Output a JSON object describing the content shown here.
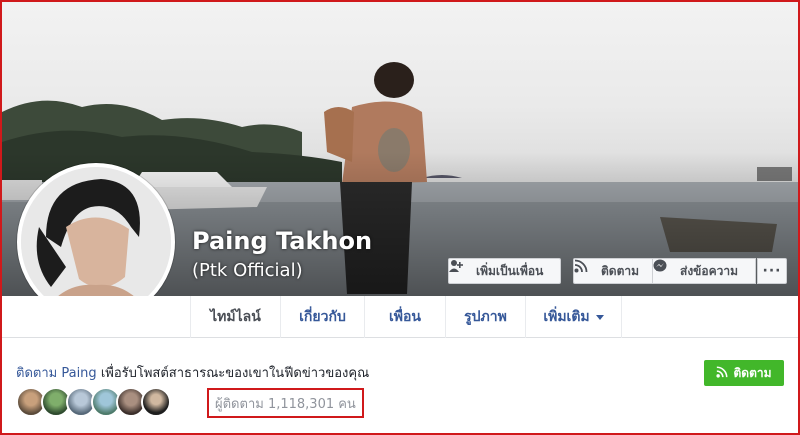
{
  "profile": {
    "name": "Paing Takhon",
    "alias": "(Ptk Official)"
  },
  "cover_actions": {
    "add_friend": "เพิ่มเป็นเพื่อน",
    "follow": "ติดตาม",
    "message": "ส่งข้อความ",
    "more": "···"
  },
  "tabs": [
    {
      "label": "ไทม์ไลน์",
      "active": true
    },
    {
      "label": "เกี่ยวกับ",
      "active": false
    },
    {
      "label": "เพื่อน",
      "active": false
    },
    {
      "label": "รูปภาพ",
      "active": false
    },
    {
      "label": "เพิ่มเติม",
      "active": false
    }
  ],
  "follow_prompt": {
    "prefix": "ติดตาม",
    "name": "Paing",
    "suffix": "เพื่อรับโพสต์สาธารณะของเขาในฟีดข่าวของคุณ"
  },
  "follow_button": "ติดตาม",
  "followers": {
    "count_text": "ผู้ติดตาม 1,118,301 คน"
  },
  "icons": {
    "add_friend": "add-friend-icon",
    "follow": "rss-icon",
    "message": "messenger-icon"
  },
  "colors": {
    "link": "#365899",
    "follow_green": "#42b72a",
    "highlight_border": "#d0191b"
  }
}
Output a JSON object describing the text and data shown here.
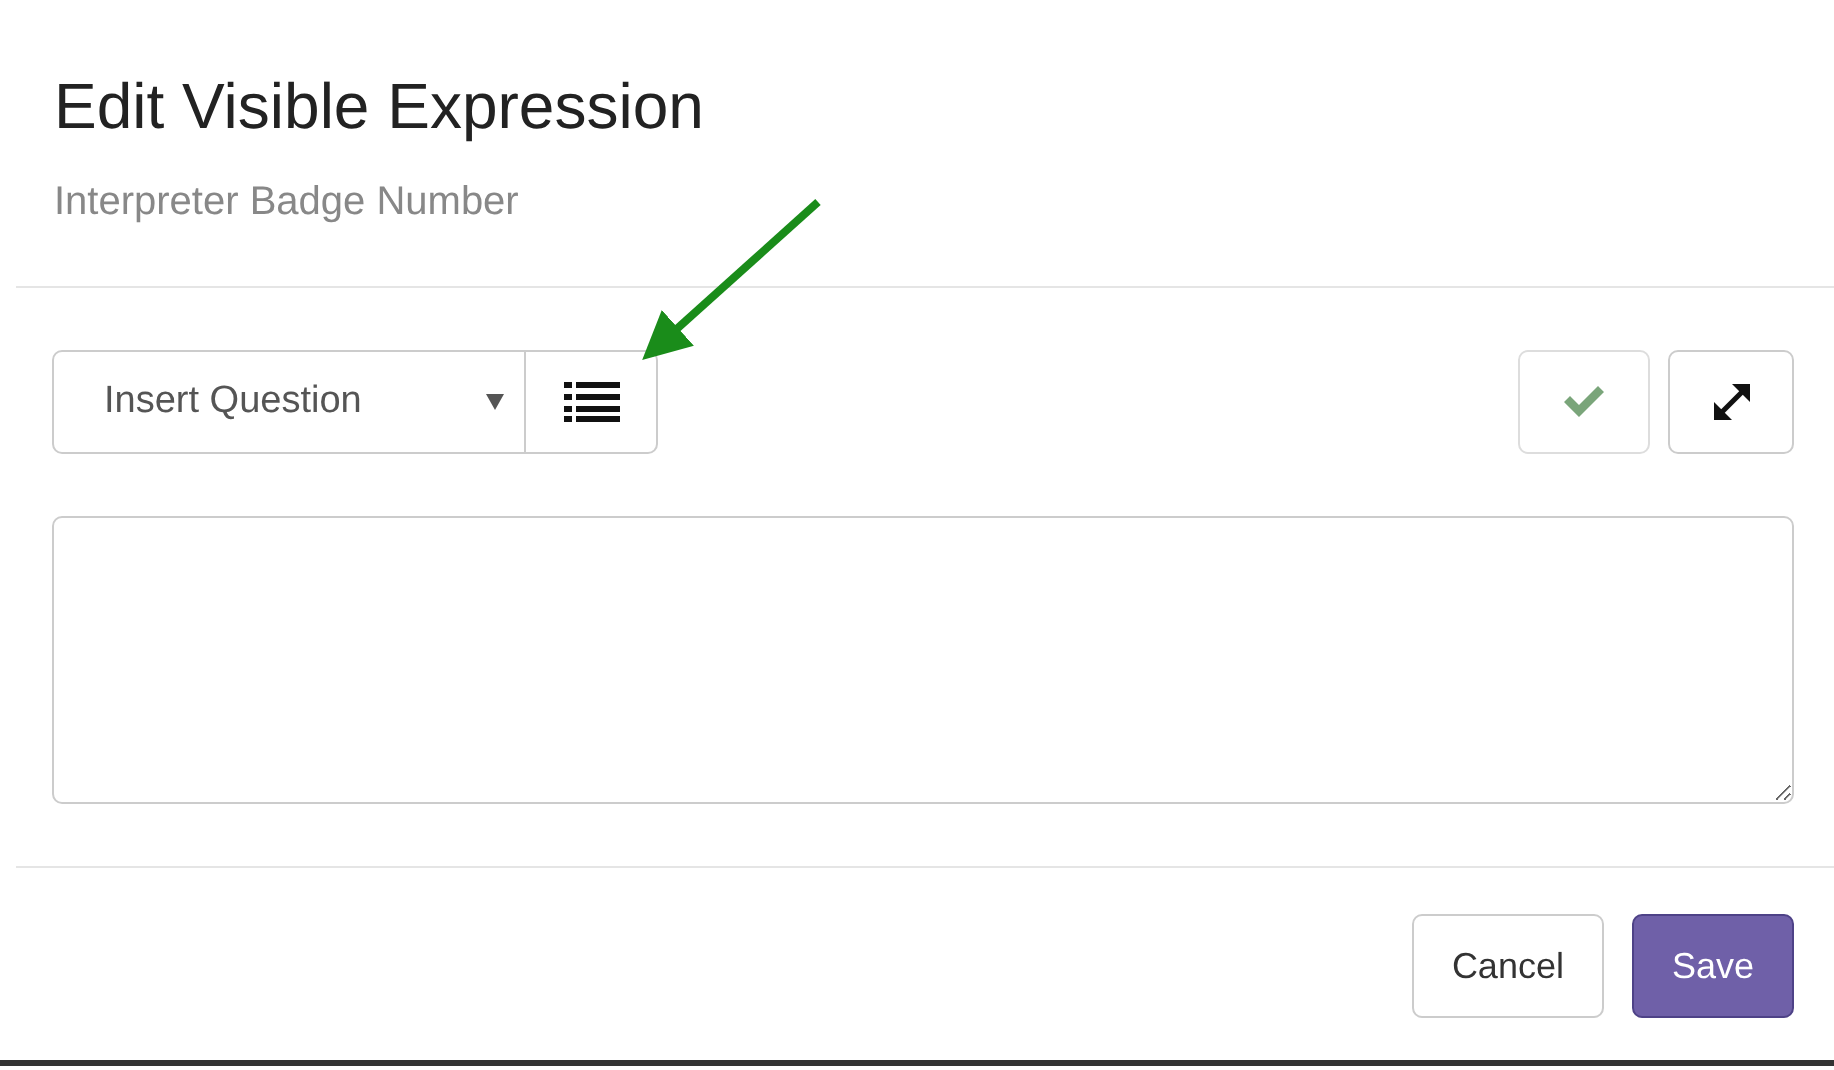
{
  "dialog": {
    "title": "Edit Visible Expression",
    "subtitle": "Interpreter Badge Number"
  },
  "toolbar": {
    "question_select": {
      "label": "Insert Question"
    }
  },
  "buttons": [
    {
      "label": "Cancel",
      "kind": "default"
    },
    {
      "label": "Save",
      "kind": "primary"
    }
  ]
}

________________

THE PROBLEM: Retype all of the entries exactly as written, leaving out any images.

ANSWER TO THIS EXERCISE:
Output a JSON object describing the content shown here.
{
  "profile": {
    "name": "Paing Takhon",
    "alias": "(Ptk Official)"
  },
  "cover_actions": {
    "add_friend": "เพิ่มเป็นเพื่อน",
    "follow": "ติดตาม",
    "message": "ส่งข้อความ",
    "more": "···"
  },
  "tabs": [
    {
      "label": "ไทม์ไลน์",
      "active": true
    },
    {
      "label": "เกี่ยวกับ",
      "active": false
    },
    {
      "label": "เพื่อน",
      "active": false
    },
    {
      "label": "รูปภาพ",
      "active": false
    },
    {
      "label": "เพิ่มเติม",
      "active": false
    }
  ],
  "follow_prompt": {
    "prefix": "ติดตาม",
    "name": "Paing",
    "suffix": "เพื่อรับโพสต์สาธารณะของเขาในฟีดข่าวของคุณ"
  },
  "follow_button": "ติดตาม",
  "followers": {
    "count_text": "ผู้ติดตาม 1,118,301 คน"
  },
  "icons": {
    "add_friend": "add-friend-icon",
    "follow": "rss-icon",
    "message": "messenger-icon"
  },
  "colors": {
    "link": "#365899",
    "follow_green": "#42b72a",
    "highlight_border": "#d0191b"
  }
}
Output a JSON object describing the text and data shown here.
{
  "dialog": {
    "title": "Edit Visible Expression",
    "subtitle": "Interpreter Badge Number"
  },
  "toolbar": {
    "question_select": {
      "label": "Insert Question"
    }
  },
  "buttons": [
    {
      "label": "Cancel",
      "kind": "default"
    },
    {
      "label": "Save",
      "kind": "primary"
    }
  ]
}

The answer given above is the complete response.